WHAT NEEDS TO BE DONE =>
Transcribe the entries that follow, word for word.

Stored data =>
=======
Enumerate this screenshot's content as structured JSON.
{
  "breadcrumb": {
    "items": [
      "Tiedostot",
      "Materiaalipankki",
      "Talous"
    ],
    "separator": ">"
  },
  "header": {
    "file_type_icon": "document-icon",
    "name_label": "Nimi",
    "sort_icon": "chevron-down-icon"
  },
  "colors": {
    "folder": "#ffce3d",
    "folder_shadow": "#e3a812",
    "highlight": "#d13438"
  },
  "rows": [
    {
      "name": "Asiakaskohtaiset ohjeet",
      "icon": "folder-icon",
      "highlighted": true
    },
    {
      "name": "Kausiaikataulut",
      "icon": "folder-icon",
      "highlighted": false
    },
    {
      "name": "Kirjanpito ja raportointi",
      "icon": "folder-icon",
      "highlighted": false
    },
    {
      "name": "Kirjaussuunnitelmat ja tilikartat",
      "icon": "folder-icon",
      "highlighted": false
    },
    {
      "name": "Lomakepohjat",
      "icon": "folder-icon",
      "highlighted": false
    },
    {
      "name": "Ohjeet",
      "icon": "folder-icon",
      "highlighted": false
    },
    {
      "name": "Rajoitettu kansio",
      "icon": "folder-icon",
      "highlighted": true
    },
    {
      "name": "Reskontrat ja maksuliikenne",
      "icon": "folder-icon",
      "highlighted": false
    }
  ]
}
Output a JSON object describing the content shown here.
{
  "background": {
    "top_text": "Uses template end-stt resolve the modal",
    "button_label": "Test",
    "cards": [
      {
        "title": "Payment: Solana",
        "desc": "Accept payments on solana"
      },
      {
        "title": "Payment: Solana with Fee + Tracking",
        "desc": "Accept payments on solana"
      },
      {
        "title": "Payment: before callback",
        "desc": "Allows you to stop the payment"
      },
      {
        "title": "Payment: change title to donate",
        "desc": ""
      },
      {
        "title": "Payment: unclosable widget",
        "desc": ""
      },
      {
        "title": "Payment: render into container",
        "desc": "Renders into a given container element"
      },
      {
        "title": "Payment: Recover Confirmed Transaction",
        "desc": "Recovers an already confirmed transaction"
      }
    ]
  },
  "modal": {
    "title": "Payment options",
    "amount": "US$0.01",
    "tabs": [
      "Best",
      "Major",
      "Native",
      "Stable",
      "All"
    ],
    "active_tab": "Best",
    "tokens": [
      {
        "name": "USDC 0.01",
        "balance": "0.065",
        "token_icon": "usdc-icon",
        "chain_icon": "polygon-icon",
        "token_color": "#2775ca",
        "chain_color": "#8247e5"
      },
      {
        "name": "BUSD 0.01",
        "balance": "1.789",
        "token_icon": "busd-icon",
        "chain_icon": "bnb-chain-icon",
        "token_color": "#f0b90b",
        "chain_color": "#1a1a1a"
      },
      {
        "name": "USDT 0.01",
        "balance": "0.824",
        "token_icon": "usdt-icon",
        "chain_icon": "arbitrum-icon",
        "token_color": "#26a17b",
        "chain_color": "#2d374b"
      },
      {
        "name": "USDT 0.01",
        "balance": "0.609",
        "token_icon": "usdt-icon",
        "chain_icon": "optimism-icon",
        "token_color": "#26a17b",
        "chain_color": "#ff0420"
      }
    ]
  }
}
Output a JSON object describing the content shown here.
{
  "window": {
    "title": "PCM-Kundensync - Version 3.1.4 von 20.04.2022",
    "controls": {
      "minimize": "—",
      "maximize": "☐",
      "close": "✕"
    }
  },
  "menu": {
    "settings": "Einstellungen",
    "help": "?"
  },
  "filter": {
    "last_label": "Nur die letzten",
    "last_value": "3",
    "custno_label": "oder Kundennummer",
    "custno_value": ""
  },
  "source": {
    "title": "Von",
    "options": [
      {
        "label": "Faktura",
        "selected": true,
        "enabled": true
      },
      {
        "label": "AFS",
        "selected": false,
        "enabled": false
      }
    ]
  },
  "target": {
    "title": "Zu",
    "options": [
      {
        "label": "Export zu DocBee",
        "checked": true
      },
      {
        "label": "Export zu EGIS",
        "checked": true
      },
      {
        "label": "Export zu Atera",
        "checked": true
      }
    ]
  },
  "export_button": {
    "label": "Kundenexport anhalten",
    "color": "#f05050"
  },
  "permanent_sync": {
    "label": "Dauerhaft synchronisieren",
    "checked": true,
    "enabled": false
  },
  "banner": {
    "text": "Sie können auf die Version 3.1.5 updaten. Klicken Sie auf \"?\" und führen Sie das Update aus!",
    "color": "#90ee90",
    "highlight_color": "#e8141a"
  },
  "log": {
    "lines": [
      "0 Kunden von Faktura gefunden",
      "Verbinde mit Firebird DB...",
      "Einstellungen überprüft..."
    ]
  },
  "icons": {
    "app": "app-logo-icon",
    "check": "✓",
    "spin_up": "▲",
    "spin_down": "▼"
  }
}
=======
TASK SOLUTION =>
Enumerate this screenshot's content as structured JSON.
{
  "breadcrumb": {
    "items": [
      "Tiedostot",
      "Materiaalipankki",
      "Talous"
    ],
    "separator": ">"
  },
  "header": {
    "file_type_icon": "document-icon",
    "name_label": "Nimi",
    "sort_icon": "chevron-down-icon"
  },
  "colors": {
    "folder": "#ffce3d",
    "folder_shadow": "#e3a812",
    "highlight": "#d13438"
  },
  "rows": [
    {
      "name": "Asiakaskohtaiset ohjeet",
      "icon": "folder-icon",
      "highlighted": true
    },
    {
      "name": "Kausiaikataulut",
      "icon": "folder-icon",
      "highlighted": false
    },
    {
      "name": "Kirjanpito ja raportointi",
      "icon": "folder-icon",
      "highlighted": false
    },
    {
      "name": "Kirjaussuunnitelmat ja tilikartat",
      "icon": "folder-icon",
      "highlighted": false
    },
    {
      "name": "Lomakepohjat",
      "icon": "folder-icon",
      "highlighted": false
    },
    {
      "name": "Ohjeet",
      "icon": "folder-icon",
      "highlighted": false
    },
    {
      "name": "Rajoitettu kansio",
      "icon": "folder-icon",
      "highlighted": true
    },
    {
      "name": "Reskontrat ja maksuliikenne",
      "icon": "folder-icon",
      "highlighted": false
    }
  ]
}
Output a JSON object describing the content shown here.
{
  "background": {
    "top_text": "Uses template end-stt resolve the modal",
    "button_label": "Test",
    "cards": [
      {
        "title": "Payment: Solana",
        "desc": "Accept payments on solana"
      },
      {
        "title": "Payment: Solana with Fee + Tracking",
        "desc": "Accept payments on solana"
      },
      {
        "title": "Payment: before callback",
        "desc": "Allows you to stop the payment"
      },
      {
        "title": "Payment: change title to donate",
        "desc": ""
      },
      {
        "title": "Payment: unclosable widget",
        "desc": ""
      },
      {
        "title": "Payment: render into container",
        "desc": "Renders into a given container element"
      },
      {
        "title": "Payment: Recover Confirmed Transaction",
        "desc": "Recovers an already confirmed transaction"
      }
    ]
  },
  "modal": {
    "title": "Payment options",
    "amount": "US$0.01",
    "tabs": [
      "Best",
      "Major",
      "Native",
      "Stable",
      "All"
    ],
    "active_tab": "Best",
    "tokens": [
      {
        "name": "USDC 0.01",
        "balance": "0.065",
        "token_icon": "usdc-icon",
        "chain_icon": "polygon-icon",
        "token_color": "#2775ca",
        "chain_color": "#8247e5"
      },
      {
        "name": "BUSD 0.01",
        "balance": "1.789",
        "token_icon": "busd-icon",
        "chain_icon": "bnb-chain-icon",
        "token_color": "#f0b90b",
        "chain_color": "#1a1a1a"
      },
      {
        "name": "USDT 0.01",
        "balance": "0.824",
        "token_icon": "usdt-icon",
        "chain_icon": "arbitrum-icon",
        "token_color": "#26a17b",
        "chain_color": "#2d374b"
      },
      {
        "name": "USDT 0.01",
        "balance": "0.609",
        "token_icon": "usdt-icon",
        "chain_icon": "optimism-icon",
        "token_color": "#26a17b",
        "chain_color": "#ff0420"
      }
    ]
  }
}
Output a JSON object describing the content shown here.
{
  "window": {
    "title": "PCM-Kundensync - Version 3.1.4 von 20.04.2022",
    "controls": {
      "minimize": "—",
      "maximize": "☐",
      "close": "✕"
    }
  },
  "menu": {
    "settings": "Einstellungen",
    "help": "?"
  },
  "filter": {
    "last_label": "Nur die letzten",
    "last_value": "3",
    "custno_label": "oder Kundennummer",
    "custno_value": ""
  },
  "source": {
    "title": "Von",
    "options": [
      {
        "label": "Faktura",
        "selected": true,
        "enabled": true
      },
      {
        "label": "AFS",
        "selected": false,
        "enabled": false
      }
    ]
  },
  "target": {
    "title": "Zu",
    "options": [
      {
        "label": "Export zu DocBee",
        "checked": true
      },
      {
        "label": "Export zu EGIS",
        "checked": true
      },
      {
        "label": "Export zu Atera",
        "checked": true
      }
    ]
  },
  "export_button": {
    "label": "Kundenexport anhalten",
    "color": "#f05050"
  },
  "permanent_sync": {
    "label": "Dauerhaft synchronisieren",
    "checked": true,
    "enabled": false
  },
  "banner": {
    "text": "Sie können auf die Version 3.1.5 updaten. Klicken Sie auf \"?\" und führen Sie das Update aus!",
    "color": "#90ee90",
    "highlight_color": "#e8141a"
  },
  "log": {
    "lines": [
      "0 Kunden von Faktura gefunden",
      "Verbinde mit Firebird DB...",
      "Einstellungen überprüft..."
    ]
  },
  "icons": {
    "app": "app-logo-icon",
    "check": "✓",
    "spin_up": "▲",
    "spin_down": "▼"
  }
}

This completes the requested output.